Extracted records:
○ ○ ○

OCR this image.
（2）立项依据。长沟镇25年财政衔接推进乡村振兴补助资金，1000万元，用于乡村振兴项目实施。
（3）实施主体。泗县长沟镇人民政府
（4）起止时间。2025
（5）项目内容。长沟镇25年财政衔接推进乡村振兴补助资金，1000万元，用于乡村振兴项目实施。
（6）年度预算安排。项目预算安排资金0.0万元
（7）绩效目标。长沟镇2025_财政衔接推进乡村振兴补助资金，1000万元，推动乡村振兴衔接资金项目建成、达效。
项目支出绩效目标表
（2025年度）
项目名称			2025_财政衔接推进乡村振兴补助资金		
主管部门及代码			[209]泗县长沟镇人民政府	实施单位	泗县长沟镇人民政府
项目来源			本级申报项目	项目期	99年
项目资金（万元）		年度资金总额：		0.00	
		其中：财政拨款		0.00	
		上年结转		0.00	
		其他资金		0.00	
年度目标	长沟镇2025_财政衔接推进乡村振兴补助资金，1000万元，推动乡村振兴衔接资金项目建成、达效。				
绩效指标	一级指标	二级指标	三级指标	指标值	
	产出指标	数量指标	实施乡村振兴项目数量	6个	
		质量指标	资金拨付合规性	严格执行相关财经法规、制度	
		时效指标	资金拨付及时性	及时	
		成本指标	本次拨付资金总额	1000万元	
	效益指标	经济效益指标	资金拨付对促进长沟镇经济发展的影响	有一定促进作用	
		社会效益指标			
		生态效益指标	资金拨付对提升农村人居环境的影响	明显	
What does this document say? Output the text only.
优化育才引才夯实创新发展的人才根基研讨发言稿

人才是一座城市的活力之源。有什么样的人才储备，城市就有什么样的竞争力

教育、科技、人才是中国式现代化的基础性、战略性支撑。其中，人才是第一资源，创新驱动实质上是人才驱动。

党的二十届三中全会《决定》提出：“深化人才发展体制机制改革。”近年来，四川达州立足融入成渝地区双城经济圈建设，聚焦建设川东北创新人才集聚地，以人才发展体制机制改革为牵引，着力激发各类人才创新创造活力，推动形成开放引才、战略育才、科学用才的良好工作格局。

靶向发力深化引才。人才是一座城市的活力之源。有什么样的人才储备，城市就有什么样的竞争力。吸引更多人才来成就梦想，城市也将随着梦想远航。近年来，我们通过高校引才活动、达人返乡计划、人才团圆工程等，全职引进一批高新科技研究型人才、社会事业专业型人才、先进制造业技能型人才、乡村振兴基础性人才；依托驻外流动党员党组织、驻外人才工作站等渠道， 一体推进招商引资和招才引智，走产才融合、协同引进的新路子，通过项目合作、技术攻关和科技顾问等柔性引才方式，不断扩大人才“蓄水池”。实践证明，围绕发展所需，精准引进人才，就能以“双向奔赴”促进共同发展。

○ ○ ○

§ Your objective
All of the entries above should be written out again exactly.

§ Worked answer
OCR this image.
（2）立项依据。长沟镇25年财政衔接推进乡村振兴补助资金，1000万元，用于乡村振兴项目实施。
（3）实施主体。泗县长沟镇人民政府
（4）起止时间。2025
（5）项目内容。长沟镇25年财政衔接推进乡村振兴补助资金，1000万元，用于乡村振兴项目实施。
（6）年度预算安排。项目预算安排资金0.0万元
（7）绩效目标。长沟镇2025_财政衔接推进乡村振兴补助资金，1000万元，推动乡村振兴衔接资金项目建成、达效。
项目支出绩效目标表
（2025年度）
项目名称			2025_财政衔接推进乡村振兴补助资金		
主管部门及代码			[209]泗县长沟镇人民政府	实施单位	泗县长沟镇人民政府
项目来源			本级申报项目	项目期	99年
项目资金（万元）		年度资金总额：		0.00	
		其中：财政拨款		0.00	
		上年结转		0.00	
		其他资金		0.00	
年度目标	长沟镇2025_财政衔接推进乡村振兴补助资金，1000万元，推动乡村振兴衔接资金项目建成、达效。				
绩效指标	一级指标	二级指标	三级指标	指标值	
	产出指标	数量指标	实施乡村振兴项目数量	6个	
		质量指标	资金拨付合规性	严格执行相关财经法规、制度	
		时效指标	资金拨付及时性	及时	
		成本指标	本次拨付资金总额	1000万元	
	效益指标	经济效益指标	资金拨付对促进长沟镇经济发展的影响	有一定促进作用	
		社会效益指标			
		生态效益指标	资金拨付对提升农村人居环境的影响	明显	
What does this document say? Output the text only.
优化育才引才夯实创新发展的人才根基研讨发言稿

人才是一座城市的活力之源。有什么样的人才储备，城市就有什么样的竞争力

教育、科技、人才是中国式现代化的基础性、战略性支撑。其中，人才是第一资源，创新驱动实质上是人才驱动。

党的二十届三中全会《决定》提出：“深化人才发展体制机制改革。”近年来，四川达州立足融入成渝地区双城经济圈建设，聚焦建设川东北创新人才集聚地，以人才发展体制机制改革为牵引，着力激发各类人才创新创造活力，推动形成开放引才、战略育才、科学用才的良好工作格局。

靶向发力深化引才。人才是一座城市的活力之源。有什么样的人才储备，城市就有什么样的竞争力。吸引更多人才来成就梦想，城市也将随着梦想远航。近年来，我们通过高校引才活动、达人返乡计划、人才团圆工程等，全职引进一批高新科技研究型人才、社会事业专业型人才、先进制造业技能型人才、乡村振兴基础性人才；依托驻外流动党员党组织、驻外人才工作站等渠道， 一体推进招商引资和招才引智，走产才融合、协同引进的新路子，通过项目合作、技术攻关和科技顾问等柔性引才方式，不断扩大人才“蓄水池”。实践证明，围绕发展所需，精准引进人才，就能以“双向奔赴”促进共同发展。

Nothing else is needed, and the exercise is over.